Input data:
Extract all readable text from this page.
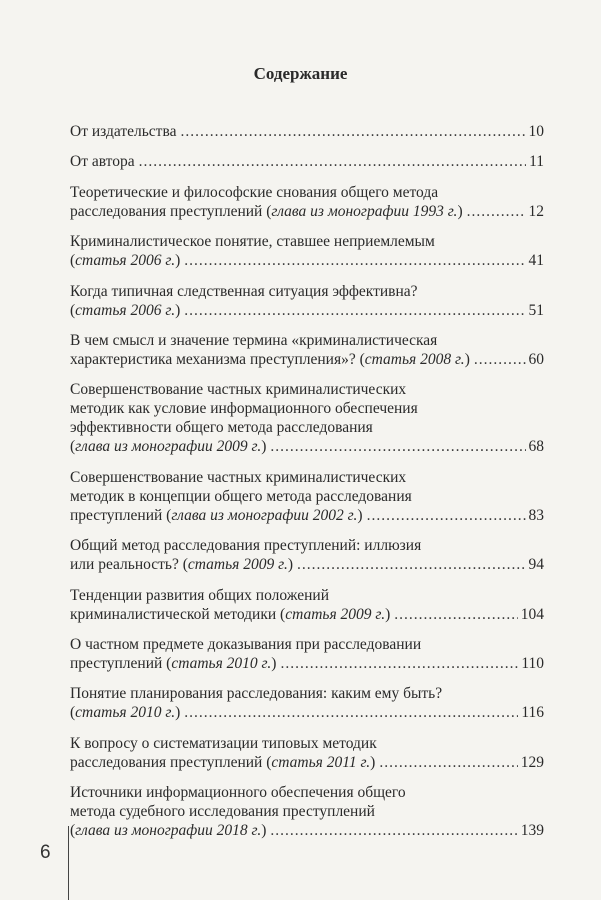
Содержание
От издательства .....	10
От автора .....	11
Теоретические и философские снования общего метода
расследования преступлений (глава из монографии 1993 г.) .....	12
Криминалистическое понятие, ставшее неприемлемым
(статья 2006 г.) .....	41
Когда типичная следственная ситуация эффективна?
(статья 2006 г.) .....	51
В чем смысл и значение термина «криминалистическая
характеристика механизма преступления»? (статья 2008 г.) .....	60
Совершенствование частных криминалистических
методик как условие информационного обеспечения
эффективности общего метода расследования
(глава из монографии 2009 г.) .....	68
Совершенствование частных криминалистических
методик в концепции общего метода расследования
преступлений (глава из монографии 2002 г.) .....	83
Общий метод расследования преступлений: иллюзия
или реальность? (статья 2009 г.) .....	94
Тенденции развития общих положений
криминалистической методики (статья 2009 г.) .....	104
О частном предмете доказывания при расследовании
преступлений (статья 2010 г.) .....	110
Понятие планирования расследования: каким ему быть?
(статья 2010 г.) .....	116
К вопросу о систематизации типовых методик
расследования преступлений (статья 2011 г.) .....	129
Источники информационного обеспечения общего
метода судебного исследования преступлений
(глава из монографии 2018 г.) .....	139
6
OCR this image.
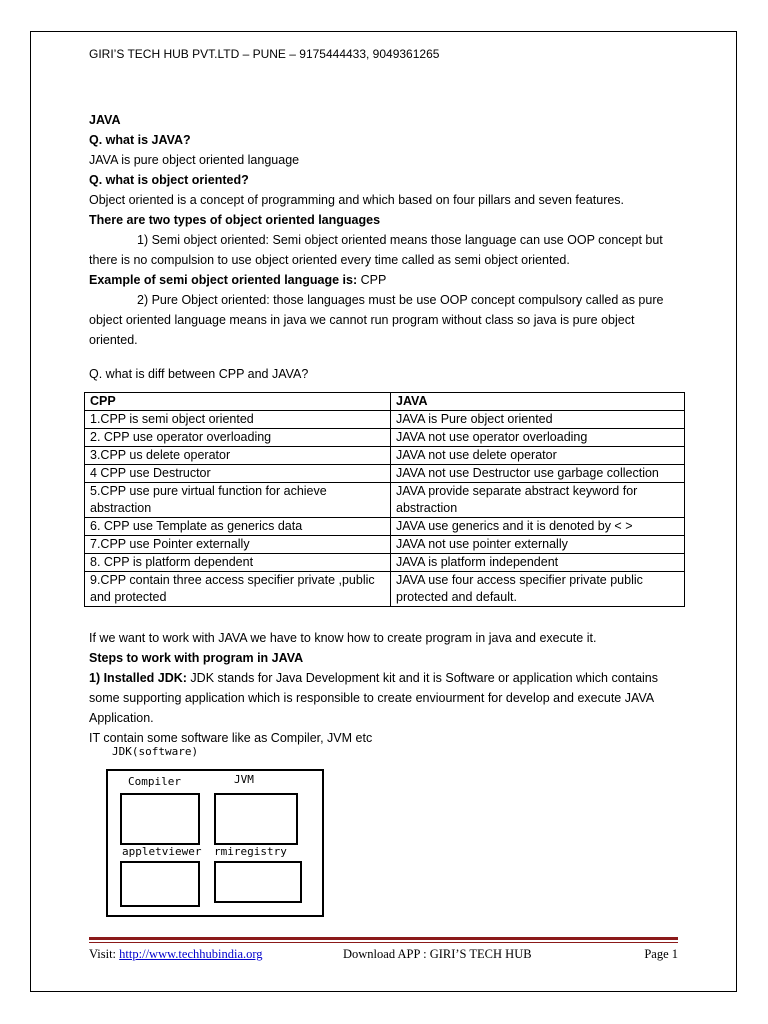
GIRI’S TECH HUB PVT.LTD – PUNE – 9175444433, 9049361265

JAVA

Q. what is JAVA?

JAVA is pure object oriented language

Q. what is object oriented?

Object oriented is a concept of programming and which based on four pillars and seven features.

There are two types of object oriented languages

1) Semi object oriented: Semi object oriented means those language can use OOP concept but

there is no compulsion to use object oriented every time called as semi object oriented.

Example of semi object oriented language is: CPP

2) Pure Object oriented: those languages must be use OOP concept compulsory called as pure

object oriented language means in java we cannot run program without class so java is pure object

oriented.

Q. what is diff between CPP and JAVA?

CPP	JAVA
1.CPP is semi object oriented	JAVA is Pure object oriented
2. CPP use operator overloading	JAVA not use operator overloading
3.CPP us delete operator	JAVA not use delete operator
4 CPP use Destructor	JAVA not use Destructor use garbage collection
5.CPP use pure virtual function for achieve abstraction	JAVA provide separate abstract keyword for abstraction
6. CPP use Template as generics data	JAVA use generics and it is denoted by < >
7.CPP use Pointer externally	JAVA not use pointer externally
8. CPP is platform dependent	JAVA is platform independent
9.CPP contain three access specifier private ,public and protected	JAVA use four access specifier private public protected and default.

If we want to work with JAVA we have to know how to create program in java and execute it.

Steps to work with program in JAVA

1) Installed JDK: JDK stands for Java Development kit and it is Software or application which contains some supporting application which is responsible to create enviourment for develop and execute JAVA Application.

IT contain some software like as Compiler, JVM etc

JDK(software)
Compiler	JVM
appletviewer rmiregistry
Visit: http://www.techhubindia.org	Download APP : GIRI’S TECH HUB	Page 1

Stated exercise:
Do not copy the pictures, but repeat every line exactly.

Result for this task:
Extract all readable text from this page.
Содержание
От издательства .....	10
От автора .....	11
Теоретические и философские снования общего метода
расследования преступлений (глава из монографии 1993 г.) .....	12
Криминалистическое понятие, ставшее неприемлемым
(статья 2006 г.) .....	41
Когда типичная следственная ситуация эффективна?
(статья 2006 г.) .....	51
В чем смысл и значение термина «криминалистическая
характеристика механизма преступления»? (статья 2008 г.) .....	60
Совершенствование частных криминалистических
методик как условие информационного обеспечения
эффективности общего метода расследования
(глава из монографии 2009 г.) .....	68
Совершенствование частных криминалистических
методик в концепции общего метода расследования
преступлений (глава из монографии 2002 г.) .....	83
Общий метод расследования преступлений: иллюзия
или реальность? (статья 2009 г.) .....	94
Тенденции развития общих положений
криминалистической методики (статья 2009 г.) .....	104
О частном предмете доказывания при расследовании
преступлений (статья 2010 г.) .....	110
Понятие планирования расследования: каким ему быть?
(статья 2010 г.) .....	116
К вопросу о систематизации типовых методик
расследования преступлений (статья 2011 г.) .....	129
Источники информационного обеспечения общего
метода судебного исследования преступлений
(глава из монографии 2018 г.) .....	139
6
OCR this image.
GIRI’S TECH HUB PVT.LTD – PUNE – 9175444433, 9049361265

JAVA

Q. what is JAVA?

JAVA is pure object oriented language

Q. what is object oriented?

Object oriented is a concept of programming and which based on four pillars and seven features.

There are two types of object oriented languages

1) Semi object oriented: Semi object oriented means those language can use OOP concept but

there is no compulsion to use object oriented every time called as semi object oriented.

Example of semi object oriented language is: CPP

2) Pure Object oriented: those languages must be use OOP concept compulsory called as pure

object oriented language means in java we cannot run program without class so java is pure object

oriented.

Q. what is diff between CPP and JAVA?

CPP	JAVA
1.CPP is semi object oriented	JAVA is Pure object oriented
2. CPP use operator overloading	JAVA not use operator overloading
3.CPP us delete operator	JAVA not use delete operator
4 CPP use Destructor	JAVA not use Destructor use garbage collection
5.CPP use pure virtual function for achieve abstraction	JAVA provide separate abstract keyword for abstraction
6. CPP use Template as generics data	JAVA use generics and it is denoted by < >
7.CPP use Pointer externally	JAVA not use pointer externally
8. CPP is platform dependent	JAVA is platform independent
9.CPP contain three access specifier private ,public and protected	JAVA use four access specifier private public protected and default.

If we want to work with JAVA we have to know how to create program in java and execute it.

Steps to work with program in JAVA

1) Installed JDK: JDK stands for Java Development kit and it is Software or application which contains some supporting application which is responsible to create enviourment for develop and execute JAVA Application.

IT contain some software like as Compiler, JVM etc

JDK(software)
Compiler	JVM
appletviewer rmiregistry
Visit: http://www.techhubindia.org	Download APP : GIRI’S TECH HUB	Page 1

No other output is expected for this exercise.